OBJECTIVE: Extract the entries in their exact form.

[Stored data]
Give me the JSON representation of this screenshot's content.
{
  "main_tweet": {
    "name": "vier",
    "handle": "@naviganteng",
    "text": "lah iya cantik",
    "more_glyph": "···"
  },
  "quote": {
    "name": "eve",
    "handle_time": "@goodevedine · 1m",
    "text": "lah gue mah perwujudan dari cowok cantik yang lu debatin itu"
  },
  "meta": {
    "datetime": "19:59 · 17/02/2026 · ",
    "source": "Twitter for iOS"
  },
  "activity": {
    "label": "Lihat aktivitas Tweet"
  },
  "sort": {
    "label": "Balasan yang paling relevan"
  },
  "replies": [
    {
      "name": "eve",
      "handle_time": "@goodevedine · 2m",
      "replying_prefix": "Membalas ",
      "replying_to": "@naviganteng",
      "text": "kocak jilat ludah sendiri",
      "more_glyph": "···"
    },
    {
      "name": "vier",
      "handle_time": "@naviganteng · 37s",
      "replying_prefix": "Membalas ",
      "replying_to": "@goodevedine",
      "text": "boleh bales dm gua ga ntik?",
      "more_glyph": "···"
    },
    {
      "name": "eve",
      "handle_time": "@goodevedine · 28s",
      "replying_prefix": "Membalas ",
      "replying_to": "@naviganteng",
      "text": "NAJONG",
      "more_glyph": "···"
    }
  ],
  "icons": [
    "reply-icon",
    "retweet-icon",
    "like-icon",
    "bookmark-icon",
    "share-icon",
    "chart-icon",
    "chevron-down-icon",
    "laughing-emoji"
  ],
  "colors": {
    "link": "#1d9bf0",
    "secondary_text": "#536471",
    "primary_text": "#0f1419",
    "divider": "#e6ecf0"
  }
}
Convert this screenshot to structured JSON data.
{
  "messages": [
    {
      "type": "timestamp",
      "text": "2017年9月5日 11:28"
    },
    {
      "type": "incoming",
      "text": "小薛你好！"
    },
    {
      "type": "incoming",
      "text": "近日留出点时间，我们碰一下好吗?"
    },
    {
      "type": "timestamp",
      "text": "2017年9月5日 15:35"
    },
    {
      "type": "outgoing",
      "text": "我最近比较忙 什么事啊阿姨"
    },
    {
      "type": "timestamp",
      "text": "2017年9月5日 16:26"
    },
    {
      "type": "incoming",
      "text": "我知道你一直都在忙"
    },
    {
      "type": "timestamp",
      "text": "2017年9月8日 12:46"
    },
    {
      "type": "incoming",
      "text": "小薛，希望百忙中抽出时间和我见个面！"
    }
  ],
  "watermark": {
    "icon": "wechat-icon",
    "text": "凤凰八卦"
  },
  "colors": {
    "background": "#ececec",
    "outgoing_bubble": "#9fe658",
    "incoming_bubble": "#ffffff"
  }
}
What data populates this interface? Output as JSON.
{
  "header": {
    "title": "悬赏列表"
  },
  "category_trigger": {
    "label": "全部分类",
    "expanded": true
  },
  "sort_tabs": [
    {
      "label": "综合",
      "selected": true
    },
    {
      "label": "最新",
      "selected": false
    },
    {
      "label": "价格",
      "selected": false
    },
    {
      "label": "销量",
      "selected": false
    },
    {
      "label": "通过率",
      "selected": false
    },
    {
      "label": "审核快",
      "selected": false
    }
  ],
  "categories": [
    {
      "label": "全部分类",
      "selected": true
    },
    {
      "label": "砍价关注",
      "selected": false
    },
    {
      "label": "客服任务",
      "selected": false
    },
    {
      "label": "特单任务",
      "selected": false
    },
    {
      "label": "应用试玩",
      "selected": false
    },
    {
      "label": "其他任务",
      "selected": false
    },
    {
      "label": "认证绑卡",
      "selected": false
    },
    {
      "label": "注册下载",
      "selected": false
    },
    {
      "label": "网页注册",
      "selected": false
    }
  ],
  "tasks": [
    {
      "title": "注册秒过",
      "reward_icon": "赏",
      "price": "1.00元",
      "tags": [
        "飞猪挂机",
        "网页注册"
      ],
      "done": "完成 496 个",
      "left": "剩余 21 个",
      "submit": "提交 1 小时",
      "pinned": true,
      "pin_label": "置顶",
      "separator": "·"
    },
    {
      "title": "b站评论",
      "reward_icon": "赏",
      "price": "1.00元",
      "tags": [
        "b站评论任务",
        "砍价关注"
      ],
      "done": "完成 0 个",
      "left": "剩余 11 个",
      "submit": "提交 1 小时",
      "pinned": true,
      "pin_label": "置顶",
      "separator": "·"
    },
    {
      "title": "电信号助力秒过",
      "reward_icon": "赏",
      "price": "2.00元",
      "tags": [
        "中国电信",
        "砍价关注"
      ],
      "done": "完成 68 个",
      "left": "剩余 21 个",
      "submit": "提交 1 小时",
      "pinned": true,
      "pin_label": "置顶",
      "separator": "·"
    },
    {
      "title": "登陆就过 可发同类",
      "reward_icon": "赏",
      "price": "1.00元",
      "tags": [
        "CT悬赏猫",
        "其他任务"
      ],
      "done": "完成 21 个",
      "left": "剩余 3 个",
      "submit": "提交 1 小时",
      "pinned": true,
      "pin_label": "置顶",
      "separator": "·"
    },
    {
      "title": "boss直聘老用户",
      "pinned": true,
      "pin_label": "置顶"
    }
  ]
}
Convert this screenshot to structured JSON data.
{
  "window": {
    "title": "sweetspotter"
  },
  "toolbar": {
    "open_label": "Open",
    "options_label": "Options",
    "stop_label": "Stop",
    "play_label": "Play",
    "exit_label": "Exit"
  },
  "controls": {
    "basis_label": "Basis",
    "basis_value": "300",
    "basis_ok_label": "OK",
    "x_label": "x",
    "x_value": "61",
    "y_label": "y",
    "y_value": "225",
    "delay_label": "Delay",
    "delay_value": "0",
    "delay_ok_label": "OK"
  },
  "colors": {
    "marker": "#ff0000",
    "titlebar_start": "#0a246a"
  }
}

SOLUTION TO THIS EXERCISE:
Give me the JSON representation of this screenshot's content.
{
  "main_tweet": {
    "name": "vier",
    "handle": "@naviganteng",
    "text": "lah iya cantik",
    "more_glyph": "···"
  },
  "quote": {
    "name": "eve",
    "handle_time": "@goodevedine · 1m",
    "text": "lah gue mah perwujudan dari cowok cantik yang lu debatin itu"
  },
  "meta": {
    "datetime": "19:59 · 17/02/2026 · ",
    "source": "Twitter for iOS"
  },
  "activity": {
    "label": "Lihat aktivitas Tweet"
  },
  "sort": {
    "label": "Balasan yang paling relevan"
  },
  "replies": [
    {
      "name": "eve",
      "handle_time": "@goodevedine · 2m",
      "replying_prefix": "Membalas ",
      "replying_to": "@naviganteng",
      "text": "kocak jilat ludah sendiri",
      "more_glyph": "···"
    },
    {
      "name": "vier",
      "handle_time": "@naviganteng · 37s",
      "replying_prefix": "Membalas ",
      "replying_to": "@goodevedine",
      "text": "boleh bales dm gua ga ntik?",
      "more_glyph": "···"
    },
    {
      "name": "eve",
      "handle_time": "@goodevedine · 28s",
      "replying_prefix": "Membalas ",
      "replying_to": "@naviganteng",
      "text": "NAJONG",
      "more_glyph": "···"
    }
  ],
  "icons": [
    "reply-icon",
    "retweet-icon",
    "like-icon",
    "bookmark-icon",
    "share-icon",
    "chart-icon",
    "chevron-down-icon",
    "laughing-emoji"
  ],
  "colors": {
    "link": "#1d9bf0",
    "secondary_text": "#536471",
    "primary_text": "#0f1419",
    "divider": "#e6ecf0"
  }
}
Convert this screenshot to structured JSON data.
{
  "messages": [
    {
      "type": "timestamp",
      "text": "2017年9月5日 11:28"
    },
    {
      "type": "incoming",
      "text": "小薛你好！"
    },
    {
      "type": "incoming",
      "text": "近日留出点时间，我们碰一下好吗?"
    },
    {
      "type": "timestamp",
      "text": "2017年9月5日 15:35"
    },
    {
      "type": "outgoing",
      "text": "我最近比较忙 什么事啊阿姨"
    },
    {
      "type": "timestamp",
      "text": "2017年9月5日 16:26"
    },
    {
      "type": "incoming",
      "text": "我知道你一直都在忙"
    },
    {
      "type": "timestamp",
      "text": "2017年9月8日 12:46"
    },
    {
      "type": "incoming",
      "text": "小薛，希望百忙中抽出时间和我见个面！"
    }
  ],
  "watermark": {
    "icon": "wechat-icon",
    "text": "凤凰八卦"
  },
  "colors": {
    "background": "#ececec",
    "outgoing_bubble": "#9fe658",
    "incoming_bubble": "#ffffff"
  }
}
What data populates this interface? Output as JSON.
{
  "header": {
    "title": "悬赏列表"
  },
  "category_trigger": {
    "label": "全部分类",
    "expanded": true
  },
  "sort_tabs": [
    {
      "label": "综合",
      "selected": true
    },
    {
      "label": "最新",
      "selected": false
    },
    {
      "label": "价格",
      "selected": false
    },
    {
      "label": "销量",
      "selected": false
    },
    {
      "label": "通过率",
      "selected": false
    },
    {
      "label": "审核快",
      "selected": false
    }
  ],
  "categories": [
    {
      "label": "全部分类",
      "selected": true
    },
    {
      "label": "砍价关注",
      "selected": false
    },
    {
      "label": "客服任务",
      "selected": false
    },
    {
      "label": "特单任务",
      "selected": false
    },
    {
      "label": "应用试玩",
      "selected": false
    },
    {
      "label": "其他任务",
      "selected": false
    },
    {
      "label": "认证绑卡",
      "selected": false
    },
    {
      "label": "注册下载",
      "selected": false
    },
    {
      "label": "网页注册",
      "selected": false
    }
  ],
  "tasks": [
    {
      "title": "注册秒过",
      "reward_icon": "赏",
      "price": "1.00元",
      "tags": [
        "飞猪挂机",
        "网页注册"
      ],
      "done": "完成 496 个",
      "left": "剩余 21 个",
      "submit": "提交 1 小时",
      "pinned": true,
      "pin_label": "置顶",
      "separator": "·"
    },
    {
      "title": "b站评论",
      "reward_icon": "赏",
      "price": "1.00元",
      "tags": [
        "b站评论任务",
        "砍价关注"
      ],
      "done": "完成 0 个",
      "left": "剩余 11 个",
      "submit": "提交 1 小时",
      "pinned": true,
      "pin_label": "置顶",
      "separator": "·"
    },
    {
      "title": "电信号助力秒过",
      "reward_icon": "赏",
      "price": "2.00元",
      "tags": [
        "中国电信",
        "砍价关注"
      ],
      "done": "完成 68 个",
      "left": "剩余 21 个",
      "submit": "提交 1 小时",
      "pinned": true,
      "pin_label": "置顶",
      "separator": "·"
    },
    {
      "title": "登陆就过 可发同类",
      "reward_icon": "赏",
      "price": "1.00元",
      "tags": [
        "CT悬赏猫",
        "其他任务"
      ],
      "done": "完成 21 个",
      "left": "剩余 3 个",
      "submit": "提交 1 小时",
      "pinned": true,
      "pin_label": "置顶",
      "separator": "·"
    },
    {
      "title": "boss直聘老用户",
      "pinned": true,
      "pin_label": "置顶"
    }
  ]
}
Convert this screenshot to structured JSON data.
{
  "window": {
    "title": "sweetspotter"
  },
  "toolbar": {
    "open_label": "Open",
    "options_label": "Options",
    "stop_label": "Stop",
    "play_label": "Play",
    "exit_label": "Exit"
  },
  "controls": {
    "basis_label": "Basis",
    "basis_value": "300",
    "basis_ok_label": "OK",
    "x_label": "x",
    "x_value": "61",
    "y_label": "y",
    "y_value": "225",
    "delay_label": "Delay",
    "delay_value": "0",
    "delay_ok_label": "OK"
  },
  "colors": {
    "marker": "#ff0000",
    "titlebar_start": "#0a246a"
  }
}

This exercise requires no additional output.